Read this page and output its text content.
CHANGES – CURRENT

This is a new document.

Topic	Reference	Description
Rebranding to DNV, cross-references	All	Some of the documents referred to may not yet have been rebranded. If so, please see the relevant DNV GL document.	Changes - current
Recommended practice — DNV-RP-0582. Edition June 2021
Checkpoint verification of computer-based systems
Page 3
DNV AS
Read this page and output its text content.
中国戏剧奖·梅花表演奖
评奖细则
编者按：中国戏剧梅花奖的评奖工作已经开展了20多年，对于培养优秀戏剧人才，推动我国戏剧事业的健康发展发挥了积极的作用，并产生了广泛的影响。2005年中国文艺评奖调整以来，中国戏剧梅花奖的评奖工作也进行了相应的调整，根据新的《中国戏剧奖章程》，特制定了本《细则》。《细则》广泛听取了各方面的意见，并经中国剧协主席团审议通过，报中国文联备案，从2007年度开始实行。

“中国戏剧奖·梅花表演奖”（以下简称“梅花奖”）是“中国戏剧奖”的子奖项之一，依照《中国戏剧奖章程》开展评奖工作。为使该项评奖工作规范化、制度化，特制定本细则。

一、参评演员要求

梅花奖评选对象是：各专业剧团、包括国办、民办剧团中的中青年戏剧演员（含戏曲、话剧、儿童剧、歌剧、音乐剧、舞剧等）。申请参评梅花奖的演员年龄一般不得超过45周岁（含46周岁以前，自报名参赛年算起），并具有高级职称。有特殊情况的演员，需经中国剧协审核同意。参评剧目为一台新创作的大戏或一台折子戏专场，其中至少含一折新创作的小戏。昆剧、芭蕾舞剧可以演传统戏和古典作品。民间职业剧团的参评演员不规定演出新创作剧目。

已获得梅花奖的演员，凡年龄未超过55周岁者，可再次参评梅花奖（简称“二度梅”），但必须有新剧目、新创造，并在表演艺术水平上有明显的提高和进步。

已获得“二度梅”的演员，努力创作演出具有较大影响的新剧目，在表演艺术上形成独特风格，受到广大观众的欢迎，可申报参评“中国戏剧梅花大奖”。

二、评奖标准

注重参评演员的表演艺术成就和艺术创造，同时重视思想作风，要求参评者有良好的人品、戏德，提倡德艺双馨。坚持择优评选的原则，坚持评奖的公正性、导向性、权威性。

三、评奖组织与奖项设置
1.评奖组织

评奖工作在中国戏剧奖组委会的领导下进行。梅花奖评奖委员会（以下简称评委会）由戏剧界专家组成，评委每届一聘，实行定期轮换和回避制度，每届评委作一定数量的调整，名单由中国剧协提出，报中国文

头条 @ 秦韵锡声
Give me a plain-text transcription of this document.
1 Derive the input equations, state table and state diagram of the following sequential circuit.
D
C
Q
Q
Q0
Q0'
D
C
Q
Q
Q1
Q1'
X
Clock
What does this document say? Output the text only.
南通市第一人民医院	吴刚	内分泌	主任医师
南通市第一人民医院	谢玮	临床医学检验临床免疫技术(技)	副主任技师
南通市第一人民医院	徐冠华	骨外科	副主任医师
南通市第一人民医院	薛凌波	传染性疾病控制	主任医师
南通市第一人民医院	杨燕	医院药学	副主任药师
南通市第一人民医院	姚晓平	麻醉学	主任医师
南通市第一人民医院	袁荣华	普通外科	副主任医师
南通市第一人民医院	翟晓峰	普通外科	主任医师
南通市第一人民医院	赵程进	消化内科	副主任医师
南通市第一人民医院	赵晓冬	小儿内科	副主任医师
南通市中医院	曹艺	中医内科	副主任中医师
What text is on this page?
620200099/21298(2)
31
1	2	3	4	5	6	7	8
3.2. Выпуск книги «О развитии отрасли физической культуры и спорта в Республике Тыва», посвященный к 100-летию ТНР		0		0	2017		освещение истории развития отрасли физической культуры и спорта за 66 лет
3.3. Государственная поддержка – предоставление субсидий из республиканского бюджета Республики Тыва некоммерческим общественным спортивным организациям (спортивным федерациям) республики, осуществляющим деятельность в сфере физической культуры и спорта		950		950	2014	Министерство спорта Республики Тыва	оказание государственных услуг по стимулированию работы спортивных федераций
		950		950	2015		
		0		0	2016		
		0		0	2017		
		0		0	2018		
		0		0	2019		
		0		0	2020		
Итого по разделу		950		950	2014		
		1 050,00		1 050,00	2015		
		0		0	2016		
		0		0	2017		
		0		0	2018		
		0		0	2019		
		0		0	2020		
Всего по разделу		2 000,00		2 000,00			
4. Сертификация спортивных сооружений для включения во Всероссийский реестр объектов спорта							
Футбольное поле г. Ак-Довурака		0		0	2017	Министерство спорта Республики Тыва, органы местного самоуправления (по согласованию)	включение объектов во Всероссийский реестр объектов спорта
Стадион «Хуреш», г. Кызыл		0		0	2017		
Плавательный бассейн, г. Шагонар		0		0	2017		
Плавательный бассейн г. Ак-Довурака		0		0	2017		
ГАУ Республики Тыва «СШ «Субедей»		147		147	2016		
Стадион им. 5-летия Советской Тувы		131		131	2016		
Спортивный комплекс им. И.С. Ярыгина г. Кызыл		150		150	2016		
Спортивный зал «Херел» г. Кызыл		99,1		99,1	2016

-------------------------

What the task requires:
Reproduce each line holding the word "объектов".

Solution to the problem:
4. Сертификация спортивных сооружений для включения во Всероссийский реестр объектов спорта							
Футбольное поле г. Ак-Довурака		0		0	2017	Министерство спорта Республики Тыва, органы местного самоуправления (по согласованию)	включение объектов во Всероссийский реестр объектов спорта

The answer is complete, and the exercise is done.